◆ **Document excerpt**:
Cliffside Capital Ltd. Reports First Quarter 2017 Results

TORONTOMay 24, 2017 /CNW/ – Cliffside Capital Ltd. (“Cliffside“) (TSXV:CEP) is pleased to report results for the first quarter ended March 31, 2017. To date Cliffside has invested $3.9 million, deploying $3 million to acquire an 85% limited partnership interest in CAL LP and $0.9 million for a 60% limited partnership interest in ACC LP III. Each of CAL LP and ACC LP III (the “Partnerships”) has an arrangement with AutoCapital Canada Management Inc. for the ongoing purchase of fully serviced non prime automobile loans, and has entered into monetization arrangements with institutional lenders.

Cliffside began consolidating its interest in the Partnerships in 2017 for accounting purposes, resulting in an overall increase in assets, liabilities, total income and operating costs.[1] Cliffside’s first quarter of 2017 generated $239,210 in total revenue, with no comparable to prior year as Cliffside’s Qualifying Transaction was completed in the third quarter of 2016. Cliffside’s net loss for the quarter was $301,381, with net income before write-off and income taxes of $33,294. The first quarter of 2017 was Cliffside’s first period of positive earnings before taxes excluding the write off of transaction costs of $376,197 originally capitalized in relation to Cliffside’s Qualifying Transaction. Total assets increased to $20.8 million from $5.2 million at December 31, 2016.

ACC LP III’s funding facility with a Canadian Schedule 1 Bank provides a financing line of credit of $10 million and $50 million in funding for monetizing automobile loans. ACC LP III has monetized $21 million in automobile loans, $6 million of which was completed following the quarter end. CAL LP’s funding facility with a Canadian Life Insurance Company provides a financing line of credit of $6 million and $50 million in funding for monetizing automobile loans. CAL LP monetized $7 million in automobile loans following the quarter end.

◆ **Entries shown**:
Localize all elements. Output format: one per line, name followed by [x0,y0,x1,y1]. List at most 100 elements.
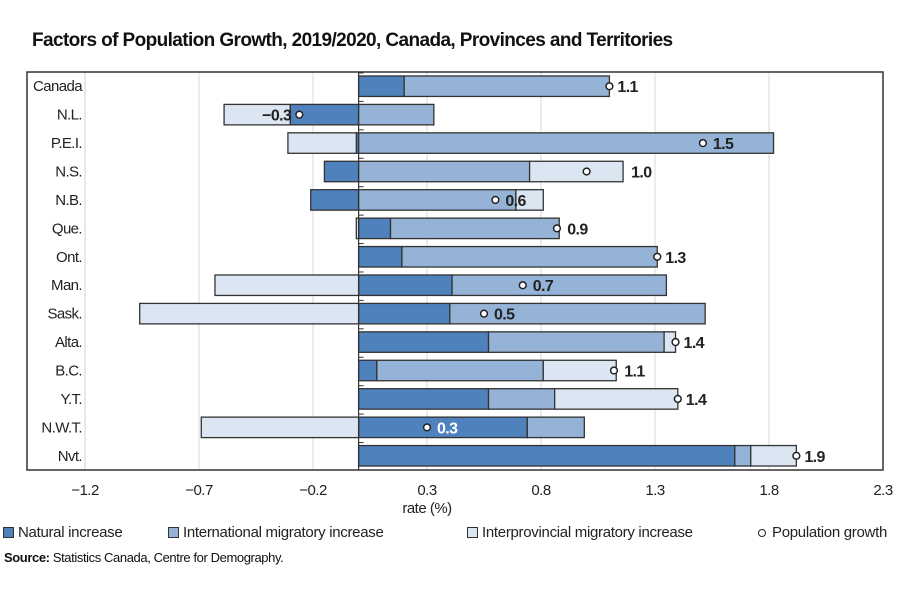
growth-label: 1.1 [617,79,638,96]
bar-international [376,359,544,382]
bar-interprovincial [139,302,360,325]
growth-label: 1.5 [713,136,734,153]
legend-item-international: International migratory increase [168,524,384,541]
category-label: Que. [52,220,82,237]
growth-label: 1.9 [804,449,825,466]
category-label: Canada [33,78,83,95]
x-tick-label: 1.8 [759,482,779,499]
growth-label: 1.4 [686,392,707,409]
legend-item-growth: Population growth [758,524,887,541]
x-tick-label: −1.2 [71,482,99,499]
category-label: Y.T. [60,391,82,408]
bar-natural [310,189,360,211]
x-tick-label: 2.3 [873,482,893,499]
category-label: Man. [51,277,82,294]
legend-marker-growth [758,528,766,537]
legend-swatch-interprovincial [467,527,478,538]
legend-swatch-international [168,527,179,538]
bar-international [487,388,556,410]
x-tick-label: 0.8 [531,482,551,499]
growth-label: 0.9 [567,221,588,238]
bar-international [403,75,611,98]
bar-interprovincial [554,388,679,410]
growth-marker [518,281,527,290]
bar-interprovincial [750,444,798,467]
bar-international [734,444,752,467]
plot-frame [26,71,884,471]
x-tick-label: 0.3 [417,482,437,499]
growth-label: 1.4 [684,335,705,352]
category-label: P.E.I. [51,135,82,152]
growth-marker [422,423,432,432]
growth-marker [609,366,619,375]
growth-marker [673,394,682,404]
growth-marker [605,82,614,91]
growth-label: 1.0 [631,165,652,182]
bar-natural [357,359,378,382]
growth-label: 0.5 [494,307,515,324]
legend-label-international: International migratory increase [183,524,384,541]
category-label: N.B. [55,192,82,209]
bar-interprovincial [214,274,360,297]
bar-natural [357,331,490,353]
bar-natural [357,302,451,325]
growth-marker [552,224,562,233]
growth-marker [671,337,680,347]
growth-label: −0.3 [262,108,292,125]
growth-marker [653,252,662,261]
category-label: N.W.T. [41,419,82,436]
category-label: Nvt. [58,448,82,465]
legend-swatch-natural [3,527,14,538]
category-label: Sask. [47,306,82,323]
legend-label-growth: Population growth [772,524,887,541]
source-text: Statistics Canada, Centre for Demography… [52,550,284,565]
growth-label: 1.3 [665,250,686,267]
x-tick-label: −0.7 [185,482,213,499]
bar-international [487,331,665,353]
bar-natural [357,245,403,268]
source-label: Source: [4,550,50,565]
category-label: N.L. [57,107,82,124]
growth-label: 0.3 [437,420,458,437]
x-axis-label: rate (%) [402,500,452,517]
bar-interprovincial [528,160,624,183]
growth-label: 0.6 [505,193,526,210]
growth-marker [491,195,500,205]
growth-marker [698,138,708,148]
bar-international [357,103,435,126]
bar-interprovincial [223,103,291,126]
bar-interprovincial [542,359,617,382]
category-label: N.S. [55,164,82,181]
bar-interprovincial [200,416,360,439]
category-label: Alta. [55,334,82,351]
x-tick-label: −0.2 [299,482,327,499]
bar-natural [357,75,405,98]
x-tick-label: 1.3 [645,482,665,499]
bar-natural [357,274,453,297]
chart-title: Factors of Population Growth, 2019/2020,… [32,30,673,51]
growth-marker [295,110,304,119]
growth-label: 0.7 [533,278,554,295]
legend-item-natural: Natural increase [3,524,123,541]
growth-label: 1.1 [624,364,645,381]
bar-natural [357,217,392,240]
bar-natural [323,160,360,183]
growth-marker [792,451,801,460]
category-label: Ont. [56,249,82,266]
bar-international [451,274,668,297]
bar-natural [357,388,490,410]
bar-international [357,132,775,154]
bar-interprovincial [515,189,544,211]
growth-marker [582,167,591,176]
growth-marker [479,309,489,318]
legend-label-interprovincial: Interprovincial migratory increase [482,524,693,541]
bar-international [357,160,531,183]
legend-label-natural: Natural increase [18,524,123,541]
bar-international [389,217,560,240]
source-note: Source: Statistics Canada, Centre for De… [4,550,284,565]
legend-item-interprovincial: Interprovincial migratory increase [467,524,693,541]
bar-natural [357,444,736,467]
category-label: B.C. [55,363,82,380]
bar-international [401,245,658,268]
bar-interprovincial [287,132,357,154]
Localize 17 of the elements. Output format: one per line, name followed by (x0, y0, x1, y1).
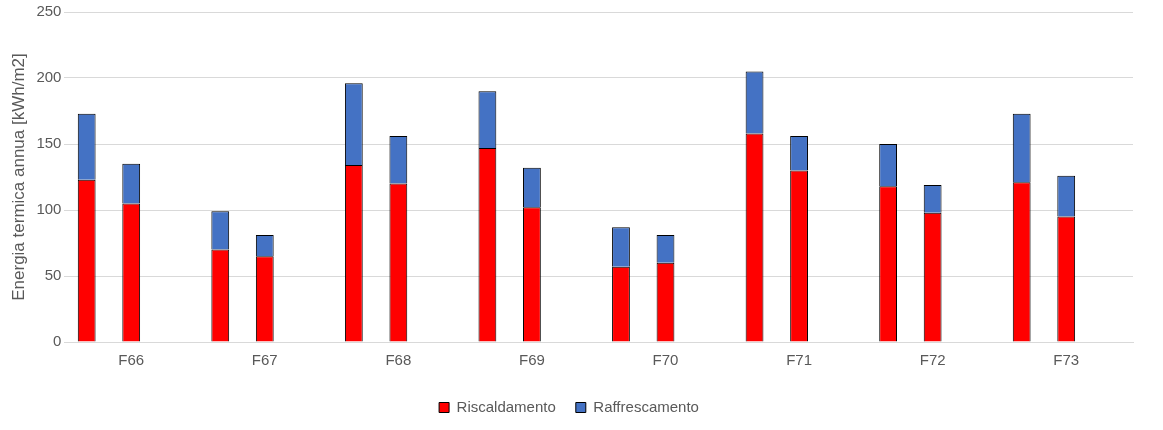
x-tick-label: F66 (118, 351, 145, 369)
y-tick-label: 250 (36, 2, 62, 20)
x-tick-label: F68 (385, 351, 412, 369)
y-tick-label: 200 (36, 68, 62, 86)
x-tick-label: F73 (1053, 351, 1080, 369)
y-tick-label: 100 (36, 200, 62, 218)
y-tick-label: 0 (53, 332, 62, 350)
y-axis-title: Energia termica annua [kWh/m2] (8, 53, 28, 301)
x-tick-label: F72 (919, 351, 946, 369)
legend-label: Raffrescamento (593, 397, 699, 415)
x-tick-label: F67 (251, 351, 278, 369)
legend-label: Riscaldamento (456, 397, 556, 415)
x-tick-label: F70 (652, 351, 679, 369)
x-tick-label: F69 (519, 351, 545, 369)
y-tick-label: 50 (44, 266, 62, 284)
x-tick-label: F71 (786, 351, 812, 369)
y-tick-label: 150 (36, 134, 62, 152)
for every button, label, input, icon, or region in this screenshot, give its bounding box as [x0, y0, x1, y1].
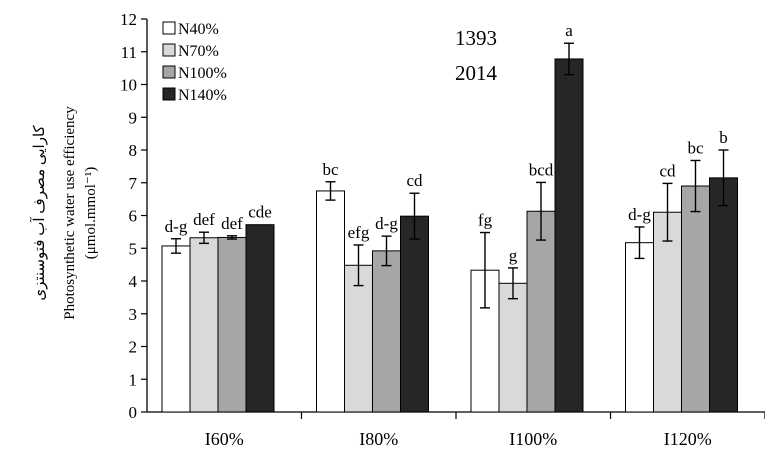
y-tick-label: 6 [129, 207, 138, 226]
legend-label-n70: N70% [178, 43, 219, 60]
significance-label: bc [322, 160, 339, 179]
legend-label-n100: N100% [178, 65, 227, 82]
bar-n100-i100 [526, 210, 556, 413]
bar-n140-i120 [709, 177, 738, 413]
x-tick-label: I80% [359, 429, 398, 449]
significance-label: fg [478, 211, 493, 230]
y-tick-label: 5 [129, 239, 138, 258]
y-tick-label: 3 [129, 305, 138, 324]
significance-label: cd [659, 161, 676, 180]
significance-label: cde [248, 203, 272, 222]
y-axis-label-persian: کارایی مصرف آب فتوسنتزی [30, 124, 48, 300]
y-tick-label: 2 [129, 338, 138, 357]
legend-swatch-n100 [162, 65, 176, 79]
significance-label: a [565, 21, 573, 40]
y-tick-label: 9 [129, 108, 138, 127]
bar-n140-i100 [554, 58, 584, 413]
legend-label-n40: N40% [178, 21, 219, 38]
significance-label: bcd [529, 160, 554, 179]
bar-n140-i60 [245, 224, 275, 413]
legend-swatch-n140 [162, 87, 176, 101]
y-tick-label: 11 [121, 43, 137, 62]
legend-label-n140: N140% [178, 87, 227, 104]
significance-label: efg [348, 223, 370, 242]
significance-label: d-g [375, 214, 398, 233]
significance-label: g [509, 246, 518, 265]
bar-n70-i100 [498, 282, 528, 413]
bar-n100-i80 [372, 250, 401, 413]
annotation-year-gregorian: 2014 [455, 61, 498, 85]
bar-n40-i60 [161, 245, 191, 413]
bar-n140-i80 [400, 215, 429, 413]
y-tick-label: 10 [120, 76, 137, 95]
bar-n40-i120 [625, 242, 654, 413]
y-tick-label: 4 [129, 272, 138, 291]
bar-n70-i80 [344, 264, 373, 413]
bar-n70-i60 [189, 237, 219, 413]
y-axis-label-english: Photosynthetic water use efficiency [62, 106, 78, 320]
x-tick-label: I100% [509, 429, 557, 449]
y-tick-label: 1 [129, 370, 138, 389]
x-tick-label: I120% [664, 429, 712, 449]
legend-swatch-n40 [162, 21, 176, 35]
bar-n100-i60 [217, 236, 247, 413]
y-tick-label: 12 [120, 10, 137, 29]
y-tick-label: 7 [129, 174, 138, 193]
legend-swatch-n70 [162, 43, 176, 57]
y-tick-label: 0 [129, 403, 138, 422]
significance-label: d-g [628, 205, 651, 224]
significance-label: b [719, 128, 728, 147]
bar-n100-i120 [681, 185, 710, 413]
y-tick-label: 8 [129, 141, 138, 160]
y-axis-unit: (μmol.mmol⁻¹) [83, 167, 99, 260]
significance-label: def [193, 210, 215, 229]
significance-label: cd [406, 171, 423, 190]
bar-n40-i80 [316, 190, 345, 413]
bar-n70-i120 [653, 211, 682, 413]
significance-label: d-g [165, 217, 188, 236]
significance-label: bc [687, 138, 704, 157]
annotation-year-persian: 1393 [455, 26, 497, 50]
x-tick-label: I60% [205, 429, 244, 449]
significance-label: def [221, 214, 243, 233]
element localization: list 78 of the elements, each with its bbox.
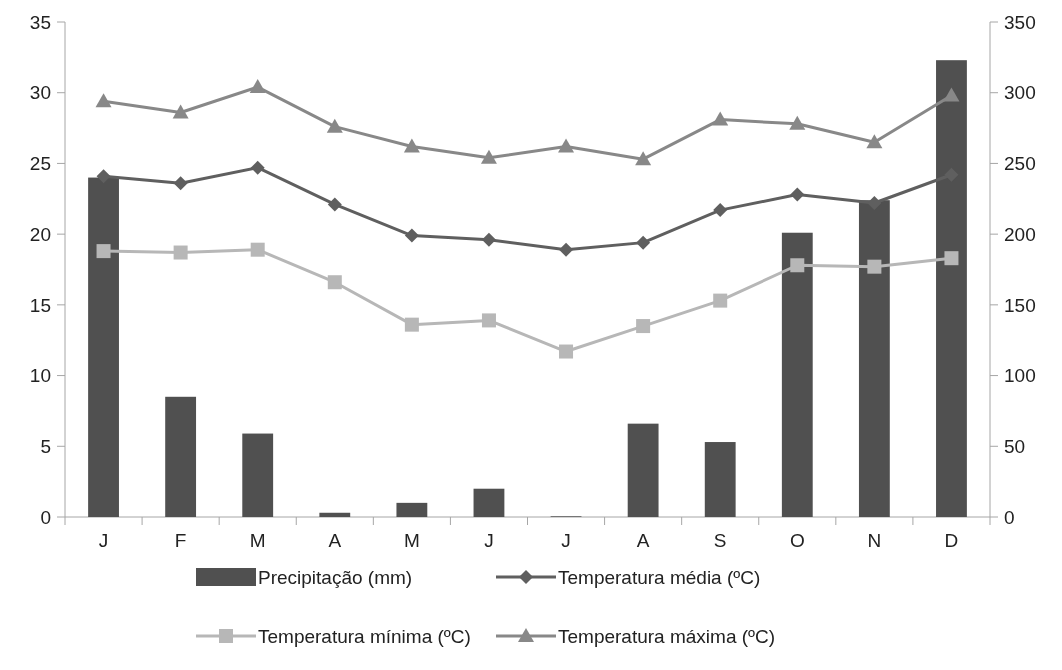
bar xyxy=(473,488,505,517)
y2-tick-label: 50 xyxy=(1004,435,1026,457)
x-tick-label: D xyxy=(944,530,959,551)
x-tick-label: F xyxy=(174,530,187,551)
bar xyxy=(165,396,197,517)
point xyxy=(867,196,882,211)
point xyxy=(481,232,496,247)
point xyxy=(558,138,575,153)
y-tick-label: 5 xyxy=(40,435,51,457)
y2-tick-label: 150 xyxy=(1004,294,1036,316)
point xyxy=(96,244,111,259)
bar xyxy=(781,232,813,517)
legend-label: Temperatura máxima (ºC) xyxy=(558,625,776,647)
y-tick-label: 30 xyxy=(29,82,51,104)
bar xyxy=(627,423,659,517)
point xyxy=(944,251,959,266)
y-tick-label: 35 xyxy=(29,11,51,33)
point xyxy=(404,317,419,332)
bar xyxy=(936,60,967,517)
point xyxy=(327,197,342,212)
point xyxy=(713,203,728,218)
y2-tick-label: 100 xyxy=(1004,365,1036,387)
point xyxy=(636,235,651,250)
y-tick-label: 25 xyxy=(29,153,51,175)
y-tick-label: 10 xyxy=(29,365,51,387)
point xyxy=(250,160,265,175)
point xyxy=(866,134,883,149)
point xyxy=(789,115,806,130)
point xyxy=(559,344,574,359)
point xyxy=(95,93,112,108)
point xyxy=(327,275,342,290)
point xyxy=(635,151,652,166)
x-tick-label: A xyxy=(328,530,342,551)
x-tick-label: J xyxy=(561,530,571,551)
point xyxy=(173,176,188,191)
y2-tick-label: 250 xyxy=(1004,153,1036,175)
point xyxy=(404,228,419,243)
point xyxy=(326,118,343,133)
x-tick-label: M xyxy=(249,530,266,551)
point xyxy=(712,111,729,126)
point xyxy=(480,149,497,164)
x-tick-label: M xyxy=(403,530,420,551)
y-tick-label: 20 xyxy=(29,223,51,245)
legend-label: Temperatura mínima (ºC) xyxy=(258,625,471,647)
bar xyxy=(858,200,890,517)
point xyxy=(96,169,111,184)
x-tick-label: J xyxy=(98,530,109,551)
point xyxy=(559,242,574,257)
point xyxy=(790,187,805,202)
x-tick-label: N xyxy=(867,530,882,551)
x-tick-label: A xyxy=(636,530,650,551)
bar xyxy=(88,177,119,517)
point xyxy=(249,79,266,94)
point xyxy=(403,138,420,153)
point xyxy=(867,259,882,274)
y-tick-label: 15 xyxy=(29,294,51,316)
point xyxy=(790,258,805,273)
point xyxy=(713,293,728,308)
x-tick-label: J xyxy=(484,530,494,551)
bar xyxy=(319,512,351,517)
legend-label: Temperatura média (ºC) xyxy=(558,566,761,588)
x-tick-label: S xyxy=(713,530,727,551)
legend-label: Precipitação (mm) xyxy=(258,566,413,588)
point xyxy=(943,87,960,102)
bar xyxy=(396,502,428,517)
y-tick-label: 0 xyxy=(40,506,51,528)
point xyxy=(481,313,496,328)
bar xyxy=(704,442,736,517)
point xyxy=(173,245,188,260)
point xyxy=(172,104,189,119)
point xyxy=(636,319,651,334)
x-tick-label: O xyxy=(789,530,805,551)
y2-tick-label: 350 xyxy=(1004,11,1036,33)
y2-tick-label: 300 xyxy=(1004,82,1036,104)
y2-tick-label: 0 xyxy=(1004,506,1015,528)
y2-tick-label: 200 xyxy=(1004,223,1036,245)
bar xyxy=(242,433,274,517)
point xyxy=(250,242,265,257)
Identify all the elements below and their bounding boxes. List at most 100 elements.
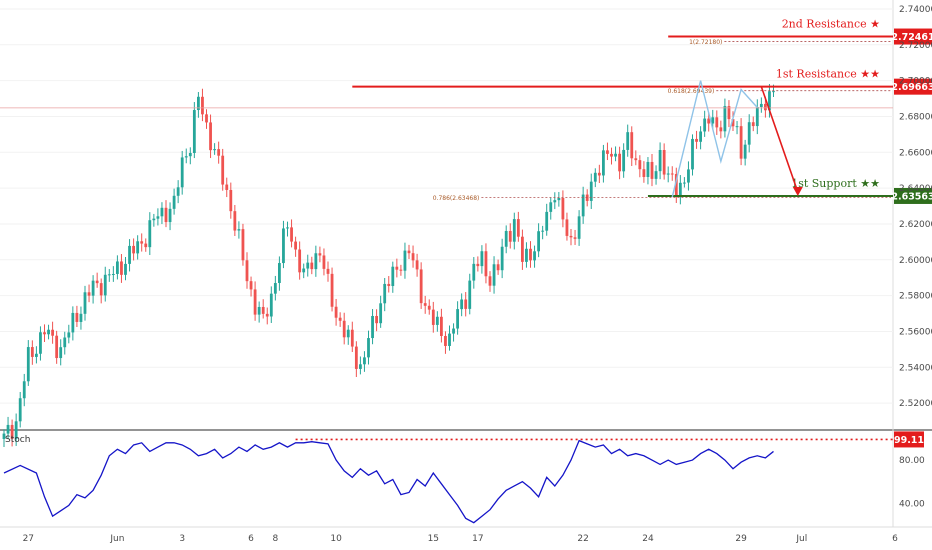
candle-body <box>334 306 338 318</box>
candle-body <box>488 276 492 286</box>
candle-body <box>772 91 775 93</box>
candle-body <box>209 122 212 151</box>
candle-body <box>399 269 403 271</box>
candle-body <box>525 248 528 262</box>
candle-body <box>116 261 119 274</box>
candle-body <box>286 227 289 229</box>
time-tick-label: 22 <box>577 534 588 544</box>
candle-body <box>666 173 670 175</box>
stoch-line <box>3 439 774 524</box>
candle-body <box>35 353 38 357</box>
candle-body <box>184 156 188 158</box>
grid-lines <box>0 0 932 528</box>
fib-label: 1(2.72180) <box>689 39 722 46</box>
candle-body <box>269 293 273 317</box>
candle-body <box>456 309 459 329</box>
candle-body <box>735 126 739 128</box>
candle-body <box>132 245 135 254</box>
candle-body <box>731 119 735 127</box>
price-candles <box>2 84 775 448</box>
candle-body <box>383 283 387 304</box>
candle-body <box>480 251 484 267</box>
candle-body <box>217 149 221 156</box>
candle-body <box>10 424 14 439</box>
candle-body <box>6 424 10 434</box>
candle-body <box>545 211 549 231</box>
candle-body <box>387 283 391 287</box>
candle-body <box>2 433 6 439</box>
candle-body <box>253 289 257 315</box>
candle-body <box>707 118 711 124</box>
price-tick-label: 2.66000 <box>899 148 932 158</box>
candle-body <box>128 245 131 264</box>
candle-body <box>650 161 654 179</box>
candle-body <box>290 227 293 242</box>
candle-body <box>634 158 638 161</box>
candle-body <box>541 230 545 232</box>
candle-body <box>338 317 342 321</box>
candle-body <box>148 220 152 248</box>
candle-body <box>342 320 346 338</box>
candle-body <box>367 338 370 358</box>
time-tick-label: 17 <box>472 534 483 544</box>
level-label: 1st Resistance ★★ <box>776 68 880 81</box>
candle-body <box>67 332 71 338</box>
candle-body <box>375 315 378 324</box>
candle-body <box>411 253 415 261</box>
candle-body <box>221 155 225 185</box>
price-overlays: 2nd Resistance ★ 2.72461 1st Resistance ★★… <box>0 18 932 204</box>
candle-body <box>630 132 634 159</box>
time-tick-label: 3 <box>179 534 185 544</box>
candle-body <box>768 91 771 111</box>
price-tick-label: 2.64000 <box>899 184 932 194</box>
candle-body <box>581 194 585 217</box>
candle-body <box>257 306 261 315</box>
candle-body <box>419 269 423 304</box>
candle-body <box>435 316 439 325</box>
candle-body <box>755 106 759 127</box>
candle-body <box>51 329 54 336</box>
candle-body <box>719 127 723 132</box>
time-tick-label: 6 <box>892 534 898 544</box>
candle-body <box>79 313 83 322</box>
stoch-tick-label: 80.00 <box>899 456 925 466</box>
candle-body <box>512 219 516 242</box>
candle-body <box>606 150 609 154</box>
candle-body <box>354 346 358 369</box>
candle-body <box>14 421 18 439</box>
candle-body <box>444 335 447 346</box>
candle-body <box>646 161 650 177</box>
candle-body <box>427 305 431 310</box>
candle-body <box>751 122 755 127</box>
harmonic-pattern <box>671 80 758 198</box>
candle-body <box>326 268 330 274</box>
candle-body <box>573 237 577 239</box>
candle-body <box>55 335 59 359</box>
candle-body <box>152 218 156 221</box>
price-tick-label: 2.72000 <box>899 41 932 51</box>
level-value-badge <box>894 28 932 45</box>
candle-body <box>371 315 374 339</box>
candle-body <box>241 229 245 261</box>
candle-body <box>553 200 557 203</box>
candle-body <box>172 195 176 209</box>
candle-body <box>43 332 46 335</box>
candle-body <box>39 332 42 354</box>
fib-label: 0.786(2.63468) <box>433 195 480 202</box>
candle-body <box>363 357 366 365</box>
candle-body <box>391 266 395 287</box>
candle-body <box>464 299 468 309</box>
price-tick-label: 2.74000 <box>899 5 932 15</box>
candle-body <box>107 274 111 276</box>
candle-body <box>759 103 763 107</box>
price-tick-label: 2.68000 <box>899 112 932 122</box>
candle-body <box>91 280 95 296</box>
candle-body <box>561 197 565 220</box>
stoch-level-badge <box>894 431 924 448</box>
candle-body <box>103 274 107 296</box>
candle-body <box>691 138 694 170</box>
candle-body <box>261 306 265 314</box>
candle-body <box>727 106 731 120</box>
fib-label: 0.618(2.69439) <box>668 88 715 95</box>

◆ **Problems**:
1. From the Cliffside Capital results release, copy the passage from "ACC LP III’s" up to and including "loans following the quarter end.".
2. Translate this sentence from the Cliffside Capital results release into Spanish: "Total assets increased to $20.8 million from $5.2 million at December 31, 2016."
3. Answer these questions using the Cliffside Capital results release:
(a) How much did Cliffside deploy to acquire its limited partnership interest in CAL LP?
(b) What was Cliffside's net loss for the first quarter of 2017?
(c) What financing line of credit does CAL LP's funding facility provide?

◆ **Solutions to the exercise**:
1.
ACC LP III’s funding facility with a Canadian Schedule 1 Bank provides a financing line of credit of $10 million and $50 million in funding for monetizing automobile loans. ACC LP III has monetized $21 million in automobile loans, $6 million of which was completed following the quarter end. CAL LP’s funding facility with a Canadian Life Insurance Company provides a financing line of credit of $6 million and $50 million in funding for monetizing automobile loans. CAL LP monetized $7 million in automobile loans following the quarter end.

2. Los activos totales aumentaron a 20,8 millones de dólares, desde 5,2 millones de dólares al 31 de diciembre de 2016.

3.
(a) $3 million
(b) $301,381
(c) $6 million